§ **EXERCISE TASK**: Output the entries verbatim, including every line.

Dataset entries:

____________

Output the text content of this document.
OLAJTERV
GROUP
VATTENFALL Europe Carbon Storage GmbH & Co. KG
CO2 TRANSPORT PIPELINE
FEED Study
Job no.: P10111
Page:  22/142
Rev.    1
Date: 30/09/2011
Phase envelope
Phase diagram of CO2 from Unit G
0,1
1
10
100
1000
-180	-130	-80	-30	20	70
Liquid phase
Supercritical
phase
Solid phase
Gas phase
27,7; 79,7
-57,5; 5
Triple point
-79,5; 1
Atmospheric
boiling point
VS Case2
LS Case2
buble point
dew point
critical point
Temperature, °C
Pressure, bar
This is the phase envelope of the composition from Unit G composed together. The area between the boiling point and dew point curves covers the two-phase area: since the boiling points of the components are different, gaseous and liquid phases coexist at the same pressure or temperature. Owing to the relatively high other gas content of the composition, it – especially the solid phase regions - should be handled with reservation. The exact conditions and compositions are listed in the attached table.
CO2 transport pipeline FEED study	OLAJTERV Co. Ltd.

____________

§ **IN RESPONSE**:
Output the text content of this document.
OLAJTERV
GROUP
VATTENFALL Europe Carbon Storage GmbH & Co. KG
CO2 TRANSPORT PIPELINE
FEED Study
Job no.: P10111
Page:  22/142
Rev.    1
Date: 30/09/2011
Phase envelope
Phase diagram of CO2 from Unit G
0,1
1
10
100
1000
-180	-130	-80	-30	20	70
Liquid phase
Supercritical
phase
Solid phase
Gas phase
27,7; 79,7
-57,5; 5
Triple point
-79,5; 1
Atmospheric
boiling point
VS Case2
LS Case2
buble point
dew point
critical point
Temperature, °C
Pressure, bar
This is the phase envelope of the composition from Unit G composed together. The area between the boiling point and dew point curves covers the two-phase area: since the boiling points of the components are different, gaseous and liquid phases coexist at the same pressure or temperature. Owing to the relatively high other gas content of the composition, it – especially the solid phase regions - should be handled with reservation. The exact conditions and compositions are listed in the attached table.
CO2 transport pipeline FEED study	OLAJTERV Co. Ltd.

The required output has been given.